## Start

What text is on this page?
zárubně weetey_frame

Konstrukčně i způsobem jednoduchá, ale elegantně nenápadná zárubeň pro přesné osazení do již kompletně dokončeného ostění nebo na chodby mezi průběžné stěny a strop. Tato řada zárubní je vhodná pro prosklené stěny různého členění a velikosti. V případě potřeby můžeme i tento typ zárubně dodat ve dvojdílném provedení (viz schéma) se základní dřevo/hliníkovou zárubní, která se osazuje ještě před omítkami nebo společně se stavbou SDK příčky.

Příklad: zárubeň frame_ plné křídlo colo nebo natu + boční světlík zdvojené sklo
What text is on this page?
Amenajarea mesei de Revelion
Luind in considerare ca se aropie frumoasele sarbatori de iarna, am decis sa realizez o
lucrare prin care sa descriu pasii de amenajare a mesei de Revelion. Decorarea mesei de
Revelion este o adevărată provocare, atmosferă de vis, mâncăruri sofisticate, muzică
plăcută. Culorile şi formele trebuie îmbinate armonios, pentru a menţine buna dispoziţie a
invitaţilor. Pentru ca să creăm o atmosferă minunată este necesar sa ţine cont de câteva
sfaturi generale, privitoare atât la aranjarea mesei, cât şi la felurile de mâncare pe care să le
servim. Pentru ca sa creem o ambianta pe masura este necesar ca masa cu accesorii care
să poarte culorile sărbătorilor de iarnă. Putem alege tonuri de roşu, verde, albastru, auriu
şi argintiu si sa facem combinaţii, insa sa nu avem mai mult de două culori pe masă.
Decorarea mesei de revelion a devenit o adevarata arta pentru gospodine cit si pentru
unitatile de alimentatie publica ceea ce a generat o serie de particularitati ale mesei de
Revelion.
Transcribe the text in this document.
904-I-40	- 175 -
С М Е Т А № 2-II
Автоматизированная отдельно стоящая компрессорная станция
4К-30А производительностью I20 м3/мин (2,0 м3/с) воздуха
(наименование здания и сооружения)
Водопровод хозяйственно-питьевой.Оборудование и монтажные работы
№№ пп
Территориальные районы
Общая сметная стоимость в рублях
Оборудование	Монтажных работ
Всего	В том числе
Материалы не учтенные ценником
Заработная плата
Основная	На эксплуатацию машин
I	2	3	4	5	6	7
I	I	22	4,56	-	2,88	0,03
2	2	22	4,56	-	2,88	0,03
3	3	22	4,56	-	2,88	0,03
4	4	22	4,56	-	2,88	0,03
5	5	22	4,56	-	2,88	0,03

## End

## What is expected:
Using the listing above, pull out all lines that hold the word "este".

## Response below:
Revelion este o adevărată provocare, atmosferă de vis, mâncăruri sofisticate, muzică
invitaţilor. Pentru ca să creăm o atmosferă minunată este necesar sa ţine cont de câteva
servim. Pentru ca sa creem o ambianta pe masura este necesar ca masa cu accesorii care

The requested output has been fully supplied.